» **Problem**: Repeat word for word the line with "Transcribe the text in this document." and every line after it until the records below run out.

» **Given information**:
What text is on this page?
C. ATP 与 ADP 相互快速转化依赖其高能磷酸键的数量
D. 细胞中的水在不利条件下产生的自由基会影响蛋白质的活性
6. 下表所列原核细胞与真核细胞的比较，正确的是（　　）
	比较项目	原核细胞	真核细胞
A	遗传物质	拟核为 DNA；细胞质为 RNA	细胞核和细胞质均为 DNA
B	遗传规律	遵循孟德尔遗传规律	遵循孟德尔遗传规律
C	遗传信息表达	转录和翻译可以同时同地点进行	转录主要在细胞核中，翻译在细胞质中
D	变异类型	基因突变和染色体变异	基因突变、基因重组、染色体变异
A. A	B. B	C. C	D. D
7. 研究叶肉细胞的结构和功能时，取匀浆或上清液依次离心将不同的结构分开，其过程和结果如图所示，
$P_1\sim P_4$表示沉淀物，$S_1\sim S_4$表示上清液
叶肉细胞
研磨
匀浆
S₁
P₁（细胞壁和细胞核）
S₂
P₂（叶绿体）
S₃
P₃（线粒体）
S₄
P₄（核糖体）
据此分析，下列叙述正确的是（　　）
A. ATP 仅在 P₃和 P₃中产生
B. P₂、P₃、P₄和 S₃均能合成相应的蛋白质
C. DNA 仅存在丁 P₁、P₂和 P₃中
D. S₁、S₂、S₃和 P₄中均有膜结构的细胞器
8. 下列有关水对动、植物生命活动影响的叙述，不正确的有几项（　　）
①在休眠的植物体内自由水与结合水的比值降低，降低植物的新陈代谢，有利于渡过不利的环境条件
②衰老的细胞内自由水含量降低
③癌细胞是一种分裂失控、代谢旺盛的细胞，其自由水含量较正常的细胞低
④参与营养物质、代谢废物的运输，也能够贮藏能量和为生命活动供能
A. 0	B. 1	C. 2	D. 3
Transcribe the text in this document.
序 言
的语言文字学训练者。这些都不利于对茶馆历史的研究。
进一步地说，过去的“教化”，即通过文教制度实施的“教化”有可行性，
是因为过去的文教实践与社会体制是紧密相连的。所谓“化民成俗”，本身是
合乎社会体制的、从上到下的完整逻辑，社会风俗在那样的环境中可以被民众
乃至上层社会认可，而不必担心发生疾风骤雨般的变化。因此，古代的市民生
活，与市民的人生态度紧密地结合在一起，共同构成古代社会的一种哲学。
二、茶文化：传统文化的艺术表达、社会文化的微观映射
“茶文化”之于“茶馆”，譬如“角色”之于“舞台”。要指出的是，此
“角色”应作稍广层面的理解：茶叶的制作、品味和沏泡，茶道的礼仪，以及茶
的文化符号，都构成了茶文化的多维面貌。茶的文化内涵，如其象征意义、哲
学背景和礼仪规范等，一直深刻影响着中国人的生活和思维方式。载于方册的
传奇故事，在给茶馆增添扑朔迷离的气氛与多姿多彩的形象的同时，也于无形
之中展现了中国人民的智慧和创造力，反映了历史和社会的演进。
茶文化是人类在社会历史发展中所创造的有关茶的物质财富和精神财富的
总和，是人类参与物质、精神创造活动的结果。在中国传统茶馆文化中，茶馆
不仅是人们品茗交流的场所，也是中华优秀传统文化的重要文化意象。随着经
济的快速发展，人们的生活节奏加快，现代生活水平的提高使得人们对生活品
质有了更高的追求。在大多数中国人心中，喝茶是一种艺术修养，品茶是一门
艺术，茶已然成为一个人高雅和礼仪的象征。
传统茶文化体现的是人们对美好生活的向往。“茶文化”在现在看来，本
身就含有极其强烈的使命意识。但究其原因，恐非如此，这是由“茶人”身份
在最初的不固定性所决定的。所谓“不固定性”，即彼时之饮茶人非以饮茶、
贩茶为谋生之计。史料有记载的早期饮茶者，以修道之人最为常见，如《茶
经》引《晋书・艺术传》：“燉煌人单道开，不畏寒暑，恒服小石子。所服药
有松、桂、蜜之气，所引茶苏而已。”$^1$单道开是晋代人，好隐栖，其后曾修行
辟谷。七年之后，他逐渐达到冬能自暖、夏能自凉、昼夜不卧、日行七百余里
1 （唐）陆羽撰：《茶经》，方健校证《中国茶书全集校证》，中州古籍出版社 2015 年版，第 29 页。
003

» **Task result**:
Transcribe the text in this document.
序 言
的语言文字学训练者。这些都不利于对茶馆历史的研究。
进一步地说，过去的“教化”，即通过文教制度实施的“教化”有可行性，
是因为过去的文教实践与社会体制是紧密相连的。所谓“化民成俗”，本身是
合乎社会体制的、从上到下的完整逻辑，社会风俗在那样的环境中可以被民众
乃至上层社会认可，而不必担心发生疾风骤雨般的变化。因此，古代的市民生
活，与市民的人生态度紧密地结合在一起，共同构成古代社会的一种哲学。
二、茶文化：传统文化的艺术表达、社会文化的微观映射
“茶文化”之于“茶馆”，譬如“角色”之于“舞台”。要指出的是，此
“角色”应作稍广层面的理解：茶叶的制作、品味和沏泡，茶道的礼仪，以及茶
的文化符号，都构成了茶文化的多维面貌。茶的文化内涵，如其象征意义、哲
学背景和礼仪规范等，一直深刻影响着中国人的生活和思维方式。载于方册的
传奇故事，在给茶馆增添扑朔迷离的气氛与多姿多彩的形象的同时，也于无形
之中展现了中国人民的智慧和创造力，反映了历史和社会的演进。
茶文化是人类在社会历史发展中所创造的有关茶的物质财富和精神财富的
总和，是人类参与物质、精神创造活动的结果。在中国传统茶馆文化中，茶馆
不仅是人们品茗交流的场所，也是中华优秀传统文化的重要文化意象。随着经
济的快速发展，人们的生活节奏加快，现代生活水平的提高使得人们对生活品
质有了更高的追求。在大多数中国人心中，喝茶是一种艺术修养，品茶是一门
艺术，茶已然成为一个人高雅和礼仪的象征。
传统茶文化体现的是人们对美好生活的向往。“茶文化”在现在看来，本
身就含有极其强烈的使命意识。但究其原因，恐非如此，这是由“茶人”身份
在最初的不固定性所决定的。所谓“不固定性”，即彼时之饮茶人非以饮茶、
贩茶为谋生之计。史料有记载的早期饮茶者，以修道之人最为常见，如《茶
经》引《晋书・艺术传》：“燉煌人单道开，不畏寒暑，恒服小石子。所服药
有松、桂、蜜之气，所引茶苏而已。”$^1$单道开是晋代人，好隐栖，其后曾修行
辟谷。七年之后，他逐渐达到冬能自暖、夏能自凉、昼夜不卧、日行七百余里
1 （唐）陆羽撰：《茶经》，方健校证《中国茶书全集校证》，中州古籍出版社 2015 年版，第 29 页。
003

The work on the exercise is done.